-- Begin MATERIAL FOR THIS TASK --

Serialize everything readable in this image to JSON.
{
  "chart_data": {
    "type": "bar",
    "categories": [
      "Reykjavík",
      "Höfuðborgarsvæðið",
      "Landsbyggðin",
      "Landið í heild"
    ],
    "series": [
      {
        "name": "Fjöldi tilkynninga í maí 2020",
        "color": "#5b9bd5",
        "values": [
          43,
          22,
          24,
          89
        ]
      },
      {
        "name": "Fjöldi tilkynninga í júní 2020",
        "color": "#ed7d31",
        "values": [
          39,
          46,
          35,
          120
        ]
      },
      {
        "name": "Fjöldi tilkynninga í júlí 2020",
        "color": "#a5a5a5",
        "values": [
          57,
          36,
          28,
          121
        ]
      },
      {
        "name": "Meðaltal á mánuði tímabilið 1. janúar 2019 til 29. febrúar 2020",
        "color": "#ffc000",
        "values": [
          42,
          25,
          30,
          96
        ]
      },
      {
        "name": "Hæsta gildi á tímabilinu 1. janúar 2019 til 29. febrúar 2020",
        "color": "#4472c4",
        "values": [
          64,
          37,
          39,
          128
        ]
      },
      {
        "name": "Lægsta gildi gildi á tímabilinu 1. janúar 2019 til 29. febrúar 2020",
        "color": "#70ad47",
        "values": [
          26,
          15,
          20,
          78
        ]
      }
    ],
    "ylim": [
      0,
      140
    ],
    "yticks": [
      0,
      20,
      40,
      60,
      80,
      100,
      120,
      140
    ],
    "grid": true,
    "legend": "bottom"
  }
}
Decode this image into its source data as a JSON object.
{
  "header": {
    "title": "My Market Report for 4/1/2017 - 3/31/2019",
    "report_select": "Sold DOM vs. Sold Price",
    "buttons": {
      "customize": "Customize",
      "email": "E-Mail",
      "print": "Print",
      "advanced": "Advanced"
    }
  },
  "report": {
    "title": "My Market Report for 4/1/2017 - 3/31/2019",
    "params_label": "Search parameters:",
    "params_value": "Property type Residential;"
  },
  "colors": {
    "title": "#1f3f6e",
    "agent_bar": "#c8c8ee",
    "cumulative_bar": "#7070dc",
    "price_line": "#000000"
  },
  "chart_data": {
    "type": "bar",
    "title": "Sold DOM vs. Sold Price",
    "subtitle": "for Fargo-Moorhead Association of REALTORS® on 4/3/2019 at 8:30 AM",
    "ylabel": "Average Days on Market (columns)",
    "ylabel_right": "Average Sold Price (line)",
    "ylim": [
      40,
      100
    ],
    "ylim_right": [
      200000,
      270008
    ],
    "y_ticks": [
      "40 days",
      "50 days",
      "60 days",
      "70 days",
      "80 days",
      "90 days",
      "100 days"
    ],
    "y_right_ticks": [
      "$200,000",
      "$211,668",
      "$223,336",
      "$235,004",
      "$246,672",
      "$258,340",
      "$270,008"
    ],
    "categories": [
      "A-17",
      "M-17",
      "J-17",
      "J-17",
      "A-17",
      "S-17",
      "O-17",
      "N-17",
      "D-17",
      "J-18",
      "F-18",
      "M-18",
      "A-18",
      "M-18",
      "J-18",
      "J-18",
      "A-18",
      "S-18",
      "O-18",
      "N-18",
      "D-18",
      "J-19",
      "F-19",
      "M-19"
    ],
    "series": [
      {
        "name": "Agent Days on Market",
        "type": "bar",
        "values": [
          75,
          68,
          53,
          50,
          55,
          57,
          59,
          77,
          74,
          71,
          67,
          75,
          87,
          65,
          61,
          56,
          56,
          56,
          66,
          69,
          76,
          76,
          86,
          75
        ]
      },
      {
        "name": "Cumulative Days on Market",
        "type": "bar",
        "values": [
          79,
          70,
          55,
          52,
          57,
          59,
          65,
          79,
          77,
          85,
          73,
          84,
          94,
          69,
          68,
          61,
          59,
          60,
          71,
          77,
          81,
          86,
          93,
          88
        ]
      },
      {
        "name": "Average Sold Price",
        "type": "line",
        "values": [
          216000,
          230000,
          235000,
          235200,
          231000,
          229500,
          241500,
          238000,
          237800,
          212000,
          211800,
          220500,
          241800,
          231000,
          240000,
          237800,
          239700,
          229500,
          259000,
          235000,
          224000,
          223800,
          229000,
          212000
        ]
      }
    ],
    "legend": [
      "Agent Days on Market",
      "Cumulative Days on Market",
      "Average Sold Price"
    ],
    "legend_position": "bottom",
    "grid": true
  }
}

-- End MATERIAL FOR THIS TASK --

- REQUIRED WORK -
In the entries above, locate every line with the word "Fjöldi" and copy it.

- WRITTEN SOLUTION -
        "name": "Fjöldi tilkynninga í maí 2020",
        "name": "Fjöldi tilkynninga í júní 2020",
        "name": "Fjöldi tilkynninga í júlí 2020",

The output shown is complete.